Set task = Below are the records. Gather each line that holds "福建省永春双恒铝材有限公司".

--- Start of Available data ---

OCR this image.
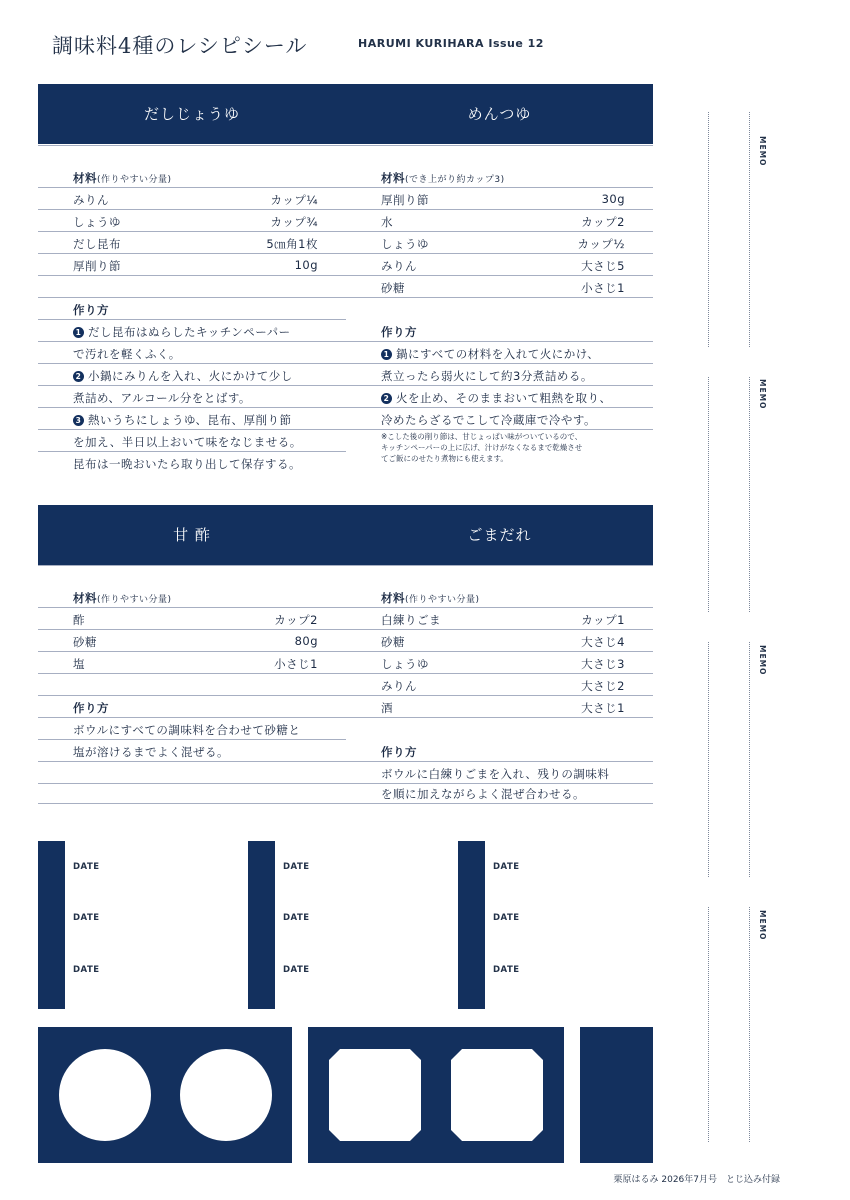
調味料4種のレシピシール	HARUMI KURIHARA Issue 12
だしじょうゆ	めんつゆ
材料(作りやすい分量)
みりん	カップ¼
しょうゆ	カップ¾
だし昆布	5㎝角1枚
厚削り節	10g
作り方
1 だし昆布はぬらしたキッチンペーパー
で汚れを軽くふく。
2 小鍋にみりんを入れ、火にかけて少し
煮詰め、アルコール分をとばす。
3 熱いうちにしょうゆ、昆布、厚削り節
を加え、半日以上おいて味をなじませる。
昆布は一晩おいたら取り出して保存する。
材料(でき上がり約カップ3)
厚削り節	30g
水	カップ2
しょうゆ	カップ½
みりん	大さじ5
砂糖	小さじ1
作り方
1 鍋にすべての材料を入れて火にかけ、
煮立ったら弱火にして約3分煮詰める。
2 火を止め、そのままおいて粗熱を取り、
冷めたらざるでこして冷蔵庫で冷やす。
※こした後の削り節は、甘じょっぱい味がついているので、
キッチンペーパーの上に広げ、汁けがなくなるまで乾燥させ
てご飯にのせたり煮物にも使えます。
甘 酢	ごまだれ
材料(作りやすい分量)
酢	カップ2
砂糖	80g
塩	小さじ1
作り方
ボウルにすべての調味料を合わせて砂糖と
塩が溶けるまでよく混ぜる。
材料(作りやすい分量)
白練りごま	カップ1
砂糖	大さじ4
しょうゆ	大さじ3
みりん	大さじ2
酒	大さじ1
作り方
ボウルに白練りごまを入れ、残りの調味料
を順に加えながらよく混ぜ合わせる。
MEMO
MEMO
MEMO
MEMO
DATE
DATE
DATE
DATE
DATE
DATE
DATE
DATE
DATE
栗原はるみ 2026年7月号　とじ込み付録
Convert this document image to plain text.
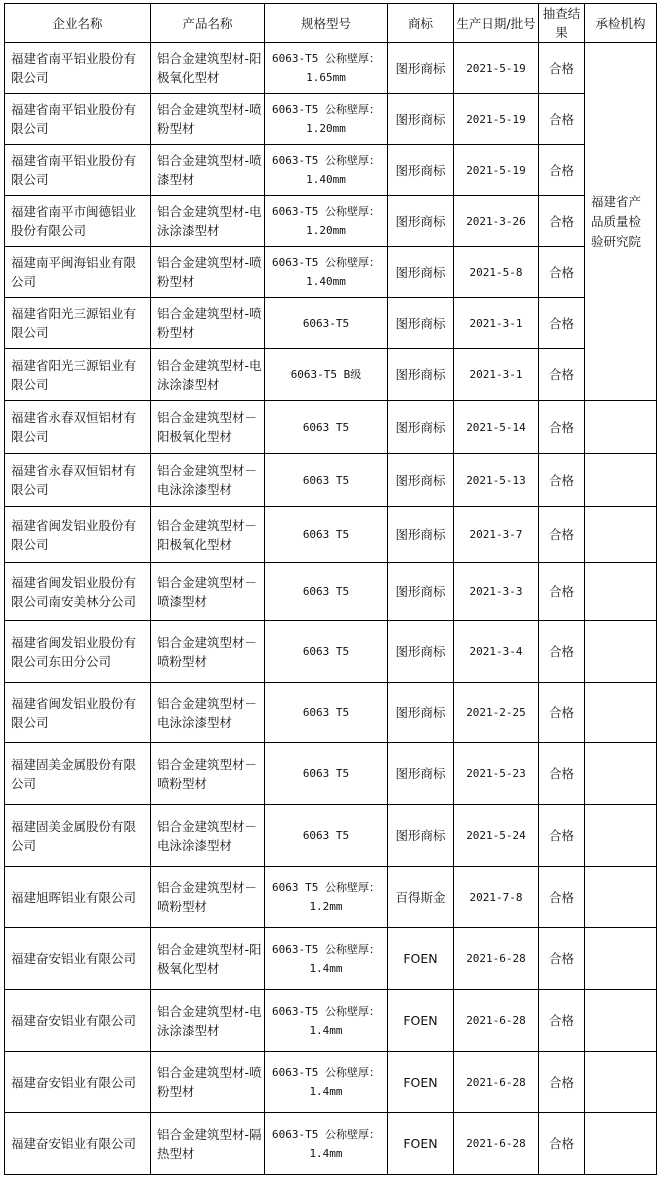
企业名称	产品名称	规格型号	商标	生产日期/批号	抽查结果	承检机构
福建省南平铝业股份有限公司	铝合金建筑型材-阳极氧化型材	6063-T5 公称壁厚：1.65mm	图形商标	2021-5-19	合格	福建省产品质量检验研究院
福建省南平铝业股份有限公司	铝合金建筑型材-喷粉型材	6063-T5 公称壁厚：1.20mm	图形商标	2021-5-19	合格	
福建省南平铝业股份有限公司	铝合金建筑型材-喷漆型材	6063-T5 公称壁厚：1.40mm	图形商标	2021-5-19	合格	
福建省南平市闽德铝业股份有限公司	铝合金建筑型材-电泳涂漆型材	6063-T5 公称壁厚：1.20mm	图形商标	2021-3-26	合格	
福建南平闽海铝业有限公司	铝合金建筑型材-喷粉型材	6063-T5 公称壁厚：1.40mm	图形商标	2021-5-8	合格	
福建省阳光三源铝业有限公司	铝合金建筑型材-喷粉型材	6063-T5	图形商标	2021-3-1	合格	
福建省阳光三源铝业有限公司	铝合金建筑型材-电泳涂漆型材	6063-T5 B级	图形商标	2021-3-1	合格	
福建省永春双恒铝材有限公司	铝合金建筑型材－阳极氧化型材	6063 T5	图形商标	2021-5-14	合格	
福建省永春双恒铝材有限公司	铝合金建筑型材－电泳涂漆型材	6063 T5	图形商标	2021-5-13	合格	
福建省闽发铝业股份有限公司	铝合金建筑型材－阳极氧化型材	6063 T5	图形商标	2021-3-7	合格	
福建省闽发铝业股份有限公司南安美林分公司	铝合金建筑型材－喷漆型材	6063 T5	图形商标	2021-3-3	合格	
福建省闽发铝业股份有限公司东田分公司	铝合金建筑型材－喷粉型材	6063 T5	图形商标	2021-3-4	合格	
福建省闽发铝业股份有限公司	铝合金建筑型材－电泳涂漆型材	6063 T5	图形商标	2021-2-25	合格	
福建固美金属股份有限公司	铝合金建筑型材－喷粉型材	6063 T5	图形商标	2021-5-23	合格	
福建固美金属股份有限公司	铝合金建筑型材－电泳涂漆型材	6063 T5	图形商标	2021-5-24	合格	
福建旭晖铝业有限公司	铝合金建筑型材－喷粉型材	6063 T5 公称壁厚：1.2mm	百得斯金	2021-7-8	合格	
福建奋安铝业有限公司	铝合金建筑型材-阳极氧化型材	6063-T5 公称壁厚：1.4mm	FOEN	2021-6-28	合格	
福建奋安铝业有限公司	铝合金建筑型材-电泳涂漆型材	6063-T5 公称壁厚：1.4mm	FOEN	2021-6-28	合格	
福建奋安铝业有限公司	铝合金建筑型材-喷粉型材	6063-T5 公称壁厚：1.4mm	FOEN	2021-6-28	合格	
福建奋安铝业有限公司	铝合金建筑型材-隔热型材	6063-T5 公称壁厚：1.4mm	FOEN	2021-6-28	合格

--- End of Available data ---

Response for this exercise =
福建省永春双恒铝材有限公司	铝合金建筑型材－阳极氧化型材	6063 T5	图形商标	2021-5-14	合格	
福建省永春双恒铝材有限公司	铝合金建筑型材－电泳涂漆型材	6063 T5	图形商标	2021-5-13	合格	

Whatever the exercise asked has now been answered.